### GIVEN PROBLEM
Copy every line of the entries that includes the word "title".

### PROVIDED RECORDS
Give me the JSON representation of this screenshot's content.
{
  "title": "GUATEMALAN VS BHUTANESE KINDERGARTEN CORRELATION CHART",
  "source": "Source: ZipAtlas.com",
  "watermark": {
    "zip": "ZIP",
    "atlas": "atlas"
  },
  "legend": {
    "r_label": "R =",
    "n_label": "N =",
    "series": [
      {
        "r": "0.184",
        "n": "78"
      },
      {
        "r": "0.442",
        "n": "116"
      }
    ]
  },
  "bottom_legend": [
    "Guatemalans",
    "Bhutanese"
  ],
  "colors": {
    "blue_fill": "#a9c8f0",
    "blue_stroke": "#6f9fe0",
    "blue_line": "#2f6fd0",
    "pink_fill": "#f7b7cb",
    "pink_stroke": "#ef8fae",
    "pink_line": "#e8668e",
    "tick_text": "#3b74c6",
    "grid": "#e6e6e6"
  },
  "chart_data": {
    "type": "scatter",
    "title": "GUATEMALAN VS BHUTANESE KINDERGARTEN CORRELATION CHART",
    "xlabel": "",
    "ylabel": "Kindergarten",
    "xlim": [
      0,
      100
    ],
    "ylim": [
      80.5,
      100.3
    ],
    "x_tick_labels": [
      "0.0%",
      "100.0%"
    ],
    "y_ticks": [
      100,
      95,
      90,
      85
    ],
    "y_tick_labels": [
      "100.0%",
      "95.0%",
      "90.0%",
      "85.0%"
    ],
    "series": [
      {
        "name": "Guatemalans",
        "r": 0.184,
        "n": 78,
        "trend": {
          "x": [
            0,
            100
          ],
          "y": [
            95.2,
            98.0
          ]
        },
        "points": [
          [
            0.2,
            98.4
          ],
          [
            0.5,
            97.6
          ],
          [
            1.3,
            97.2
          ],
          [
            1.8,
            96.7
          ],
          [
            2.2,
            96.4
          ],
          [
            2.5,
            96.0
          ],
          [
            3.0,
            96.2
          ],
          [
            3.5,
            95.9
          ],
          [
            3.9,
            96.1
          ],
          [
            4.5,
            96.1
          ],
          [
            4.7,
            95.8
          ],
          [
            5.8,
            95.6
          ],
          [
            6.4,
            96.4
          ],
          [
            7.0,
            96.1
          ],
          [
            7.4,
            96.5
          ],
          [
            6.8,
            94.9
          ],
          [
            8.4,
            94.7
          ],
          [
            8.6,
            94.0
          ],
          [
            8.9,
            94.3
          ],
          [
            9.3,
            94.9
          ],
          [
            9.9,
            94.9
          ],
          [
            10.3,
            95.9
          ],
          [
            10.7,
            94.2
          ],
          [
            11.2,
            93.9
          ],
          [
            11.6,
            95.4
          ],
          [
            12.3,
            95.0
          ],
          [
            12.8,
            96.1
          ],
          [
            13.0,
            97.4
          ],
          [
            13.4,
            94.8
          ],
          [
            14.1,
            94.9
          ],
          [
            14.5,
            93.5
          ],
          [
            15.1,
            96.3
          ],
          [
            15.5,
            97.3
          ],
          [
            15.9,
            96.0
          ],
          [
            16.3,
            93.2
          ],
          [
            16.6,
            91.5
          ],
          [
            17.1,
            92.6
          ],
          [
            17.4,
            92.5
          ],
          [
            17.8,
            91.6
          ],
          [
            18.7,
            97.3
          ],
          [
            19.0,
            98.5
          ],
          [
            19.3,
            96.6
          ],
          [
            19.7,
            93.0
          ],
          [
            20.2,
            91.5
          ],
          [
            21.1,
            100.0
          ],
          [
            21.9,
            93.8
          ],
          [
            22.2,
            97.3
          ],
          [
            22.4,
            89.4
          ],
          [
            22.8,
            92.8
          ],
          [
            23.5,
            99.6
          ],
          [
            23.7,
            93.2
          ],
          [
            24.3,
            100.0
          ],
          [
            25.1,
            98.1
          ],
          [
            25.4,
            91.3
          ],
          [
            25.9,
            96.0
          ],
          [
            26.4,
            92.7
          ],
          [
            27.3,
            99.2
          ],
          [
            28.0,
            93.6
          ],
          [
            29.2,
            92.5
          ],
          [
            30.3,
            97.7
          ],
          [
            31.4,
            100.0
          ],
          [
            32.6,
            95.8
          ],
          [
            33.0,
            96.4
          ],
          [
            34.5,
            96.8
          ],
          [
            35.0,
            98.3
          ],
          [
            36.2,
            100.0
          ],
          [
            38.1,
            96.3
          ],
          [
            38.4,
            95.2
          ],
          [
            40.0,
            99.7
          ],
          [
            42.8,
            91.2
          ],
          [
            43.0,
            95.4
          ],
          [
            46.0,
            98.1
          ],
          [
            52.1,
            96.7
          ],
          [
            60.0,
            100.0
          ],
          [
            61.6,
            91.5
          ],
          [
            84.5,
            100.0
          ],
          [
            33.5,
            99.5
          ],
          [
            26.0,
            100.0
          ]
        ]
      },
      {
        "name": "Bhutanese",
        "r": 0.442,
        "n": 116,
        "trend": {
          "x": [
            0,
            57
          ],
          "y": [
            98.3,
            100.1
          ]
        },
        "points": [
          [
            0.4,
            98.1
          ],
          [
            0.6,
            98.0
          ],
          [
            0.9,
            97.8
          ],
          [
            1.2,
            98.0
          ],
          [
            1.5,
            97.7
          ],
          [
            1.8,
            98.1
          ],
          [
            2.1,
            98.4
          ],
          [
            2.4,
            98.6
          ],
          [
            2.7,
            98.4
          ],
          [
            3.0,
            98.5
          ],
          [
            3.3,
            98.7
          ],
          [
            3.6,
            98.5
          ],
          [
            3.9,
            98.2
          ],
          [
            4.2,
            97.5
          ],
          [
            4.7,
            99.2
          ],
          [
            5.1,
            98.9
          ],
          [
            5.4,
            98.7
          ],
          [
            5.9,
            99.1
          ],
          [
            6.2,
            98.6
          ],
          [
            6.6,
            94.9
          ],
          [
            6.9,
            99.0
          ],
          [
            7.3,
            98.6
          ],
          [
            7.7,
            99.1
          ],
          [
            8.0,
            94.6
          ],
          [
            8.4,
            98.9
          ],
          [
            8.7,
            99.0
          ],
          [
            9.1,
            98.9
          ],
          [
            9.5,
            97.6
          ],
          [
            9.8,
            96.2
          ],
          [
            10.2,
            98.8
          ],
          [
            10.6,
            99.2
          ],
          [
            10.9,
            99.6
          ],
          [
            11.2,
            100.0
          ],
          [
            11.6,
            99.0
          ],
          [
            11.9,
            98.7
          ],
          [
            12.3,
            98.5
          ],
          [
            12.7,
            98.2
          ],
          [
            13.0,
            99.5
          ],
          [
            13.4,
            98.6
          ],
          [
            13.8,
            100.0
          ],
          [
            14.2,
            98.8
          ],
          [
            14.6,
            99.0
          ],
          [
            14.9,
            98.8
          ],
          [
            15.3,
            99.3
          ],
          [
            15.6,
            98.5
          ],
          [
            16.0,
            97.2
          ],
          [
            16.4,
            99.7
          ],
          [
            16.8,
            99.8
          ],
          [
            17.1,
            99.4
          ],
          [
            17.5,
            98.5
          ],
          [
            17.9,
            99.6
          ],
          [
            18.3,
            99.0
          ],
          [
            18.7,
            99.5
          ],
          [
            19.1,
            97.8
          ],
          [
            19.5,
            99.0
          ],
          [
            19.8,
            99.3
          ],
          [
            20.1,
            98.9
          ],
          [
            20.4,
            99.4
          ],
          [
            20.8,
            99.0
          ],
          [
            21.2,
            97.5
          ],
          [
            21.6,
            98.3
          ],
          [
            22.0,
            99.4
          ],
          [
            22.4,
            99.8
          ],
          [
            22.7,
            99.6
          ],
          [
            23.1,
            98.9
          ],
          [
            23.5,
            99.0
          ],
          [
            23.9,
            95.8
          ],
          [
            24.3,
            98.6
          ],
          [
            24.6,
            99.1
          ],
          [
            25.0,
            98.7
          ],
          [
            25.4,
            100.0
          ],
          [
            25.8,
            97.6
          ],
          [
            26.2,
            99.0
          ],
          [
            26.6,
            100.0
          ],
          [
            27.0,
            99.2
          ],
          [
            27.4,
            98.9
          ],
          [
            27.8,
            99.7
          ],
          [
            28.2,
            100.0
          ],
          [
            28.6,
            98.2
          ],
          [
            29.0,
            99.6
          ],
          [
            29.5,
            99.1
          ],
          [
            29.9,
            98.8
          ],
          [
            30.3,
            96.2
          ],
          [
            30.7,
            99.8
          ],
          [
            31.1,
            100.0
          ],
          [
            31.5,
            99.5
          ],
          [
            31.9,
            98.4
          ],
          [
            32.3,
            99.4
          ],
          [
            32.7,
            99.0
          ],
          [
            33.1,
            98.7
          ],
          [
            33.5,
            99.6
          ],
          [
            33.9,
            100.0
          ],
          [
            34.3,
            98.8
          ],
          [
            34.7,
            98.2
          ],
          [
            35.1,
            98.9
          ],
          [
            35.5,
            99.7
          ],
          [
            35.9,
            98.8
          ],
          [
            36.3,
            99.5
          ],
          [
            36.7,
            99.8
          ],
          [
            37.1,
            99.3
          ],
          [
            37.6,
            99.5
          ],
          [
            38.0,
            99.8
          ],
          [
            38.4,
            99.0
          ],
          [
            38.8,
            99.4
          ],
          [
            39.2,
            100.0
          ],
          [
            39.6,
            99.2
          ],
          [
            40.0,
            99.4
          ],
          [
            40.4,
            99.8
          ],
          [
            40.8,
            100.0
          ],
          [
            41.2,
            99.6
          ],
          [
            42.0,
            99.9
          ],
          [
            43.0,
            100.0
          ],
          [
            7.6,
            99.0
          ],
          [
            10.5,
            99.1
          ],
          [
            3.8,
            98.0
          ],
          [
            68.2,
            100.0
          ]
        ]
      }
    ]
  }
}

### FINISHED ANSWER
  "title": "GUATEMALAN VS BHUTANESE KINDERGARTEN CORRELATION CHART",
    "title": "GUATEMALAN VS BHUTANESE KINDERGARTEN CORRELATION CHART",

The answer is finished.